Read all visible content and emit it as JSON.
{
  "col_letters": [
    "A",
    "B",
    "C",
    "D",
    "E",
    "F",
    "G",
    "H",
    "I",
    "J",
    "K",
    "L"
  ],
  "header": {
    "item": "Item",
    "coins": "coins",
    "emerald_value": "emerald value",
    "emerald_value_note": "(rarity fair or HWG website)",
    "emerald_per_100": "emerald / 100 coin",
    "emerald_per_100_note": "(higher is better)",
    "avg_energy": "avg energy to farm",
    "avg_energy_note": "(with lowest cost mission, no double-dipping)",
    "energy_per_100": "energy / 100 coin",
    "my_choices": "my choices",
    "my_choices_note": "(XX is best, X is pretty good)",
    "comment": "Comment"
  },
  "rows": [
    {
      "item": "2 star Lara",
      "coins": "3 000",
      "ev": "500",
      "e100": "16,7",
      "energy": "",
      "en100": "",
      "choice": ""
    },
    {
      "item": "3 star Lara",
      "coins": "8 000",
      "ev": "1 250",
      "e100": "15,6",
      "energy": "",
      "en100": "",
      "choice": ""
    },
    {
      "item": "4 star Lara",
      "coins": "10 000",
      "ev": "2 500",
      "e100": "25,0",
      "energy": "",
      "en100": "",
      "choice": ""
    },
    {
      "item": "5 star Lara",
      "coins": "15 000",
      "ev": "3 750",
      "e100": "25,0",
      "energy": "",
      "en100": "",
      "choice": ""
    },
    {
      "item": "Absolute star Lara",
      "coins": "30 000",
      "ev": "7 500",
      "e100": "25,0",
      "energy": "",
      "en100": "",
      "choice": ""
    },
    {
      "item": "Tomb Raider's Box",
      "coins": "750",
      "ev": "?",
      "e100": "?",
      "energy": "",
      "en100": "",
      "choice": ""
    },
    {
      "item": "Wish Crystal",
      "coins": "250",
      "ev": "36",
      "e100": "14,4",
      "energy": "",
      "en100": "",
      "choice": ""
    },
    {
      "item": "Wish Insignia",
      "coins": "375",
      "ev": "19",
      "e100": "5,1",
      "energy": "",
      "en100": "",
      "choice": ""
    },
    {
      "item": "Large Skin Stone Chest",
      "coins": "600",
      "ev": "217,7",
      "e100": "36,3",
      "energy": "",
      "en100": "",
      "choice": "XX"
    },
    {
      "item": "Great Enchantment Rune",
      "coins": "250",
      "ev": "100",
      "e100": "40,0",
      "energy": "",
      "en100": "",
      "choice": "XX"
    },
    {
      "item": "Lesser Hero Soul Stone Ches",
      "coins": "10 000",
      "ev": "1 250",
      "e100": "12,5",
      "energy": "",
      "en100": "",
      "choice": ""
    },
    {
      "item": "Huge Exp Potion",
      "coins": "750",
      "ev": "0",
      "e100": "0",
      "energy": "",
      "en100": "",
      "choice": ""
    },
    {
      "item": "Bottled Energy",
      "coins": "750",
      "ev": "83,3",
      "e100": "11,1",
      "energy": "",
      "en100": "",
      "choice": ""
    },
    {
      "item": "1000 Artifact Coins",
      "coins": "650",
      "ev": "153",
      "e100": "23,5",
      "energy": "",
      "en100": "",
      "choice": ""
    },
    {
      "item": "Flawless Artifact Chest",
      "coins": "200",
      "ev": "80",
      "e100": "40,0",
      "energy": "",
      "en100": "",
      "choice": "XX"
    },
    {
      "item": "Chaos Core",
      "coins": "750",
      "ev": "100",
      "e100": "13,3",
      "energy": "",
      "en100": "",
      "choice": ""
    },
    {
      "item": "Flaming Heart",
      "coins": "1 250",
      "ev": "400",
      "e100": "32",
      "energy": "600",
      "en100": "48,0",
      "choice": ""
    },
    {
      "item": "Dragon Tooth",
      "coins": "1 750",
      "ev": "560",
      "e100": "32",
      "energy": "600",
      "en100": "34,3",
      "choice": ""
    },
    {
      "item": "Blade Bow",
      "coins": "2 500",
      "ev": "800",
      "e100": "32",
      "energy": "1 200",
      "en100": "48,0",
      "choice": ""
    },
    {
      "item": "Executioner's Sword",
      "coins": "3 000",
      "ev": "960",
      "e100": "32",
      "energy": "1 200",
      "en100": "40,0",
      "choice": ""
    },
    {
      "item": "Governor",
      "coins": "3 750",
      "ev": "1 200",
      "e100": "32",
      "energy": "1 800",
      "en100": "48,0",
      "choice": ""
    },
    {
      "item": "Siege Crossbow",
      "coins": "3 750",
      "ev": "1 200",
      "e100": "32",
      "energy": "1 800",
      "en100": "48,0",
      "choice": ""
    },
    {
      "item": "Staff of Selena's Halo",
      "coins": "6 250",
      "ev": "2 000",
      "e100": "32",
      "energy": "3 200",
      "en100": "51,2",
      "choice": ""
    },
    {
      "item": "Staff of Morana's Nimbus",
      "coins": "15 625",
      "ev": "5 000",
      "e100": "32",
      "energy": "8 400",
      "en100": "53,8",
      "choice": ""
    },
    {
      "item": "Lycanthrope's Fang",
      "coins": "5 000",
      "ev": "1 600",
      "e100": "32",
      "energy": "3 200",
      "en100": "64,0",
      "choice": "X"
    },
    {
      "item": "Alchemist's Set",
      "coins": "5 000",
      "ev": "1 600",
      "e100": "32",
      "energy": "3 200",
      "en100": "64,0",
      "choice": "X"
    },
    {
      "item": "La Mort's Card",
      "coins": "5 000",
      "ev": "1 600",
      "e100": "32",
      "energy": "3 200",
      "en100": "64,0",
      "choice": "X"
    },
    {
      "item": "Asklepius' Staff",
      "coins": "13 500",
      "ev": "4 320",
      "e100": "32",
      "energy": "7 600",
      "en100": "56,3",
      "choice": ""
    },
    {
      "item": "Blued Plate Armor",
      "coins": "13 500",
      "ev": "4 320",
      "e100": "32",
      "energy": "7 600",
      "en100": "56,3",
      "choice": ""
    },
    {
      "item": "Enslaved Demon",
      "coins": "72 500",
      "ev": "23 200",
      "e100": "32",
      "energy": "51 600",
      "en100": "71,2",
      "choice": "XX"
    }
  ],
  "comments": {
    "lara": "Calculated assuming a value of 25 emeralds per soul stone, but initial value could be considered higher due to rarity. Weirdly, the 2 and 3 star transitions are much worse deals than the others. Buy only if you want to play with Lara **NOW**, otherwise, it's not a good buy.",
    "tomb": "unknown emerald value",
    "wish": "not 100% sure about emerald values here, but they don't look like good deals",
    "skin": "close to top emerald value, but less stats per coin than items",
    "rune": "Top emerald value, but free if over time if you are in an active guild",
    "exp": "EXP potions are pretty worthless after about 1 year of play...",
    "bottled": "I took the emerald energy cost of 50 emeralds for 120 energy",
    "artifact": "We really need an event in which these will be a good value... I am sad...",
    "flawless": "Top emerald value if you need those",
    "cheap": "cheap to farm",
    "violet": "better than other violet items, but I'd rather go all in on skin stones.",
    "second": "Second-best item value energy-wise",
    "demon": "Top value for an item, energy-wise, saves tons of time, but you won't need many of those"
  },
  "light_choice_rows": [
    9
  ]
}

• **What you are asked to do**
Find the word "pretty" in the records and pull out each line that has it.

• **Written response**
    "my_choices_note": "(XX is best, X is pretty good)",
    "exp": "EXP potions are pretty worthless after about 1 year of play...",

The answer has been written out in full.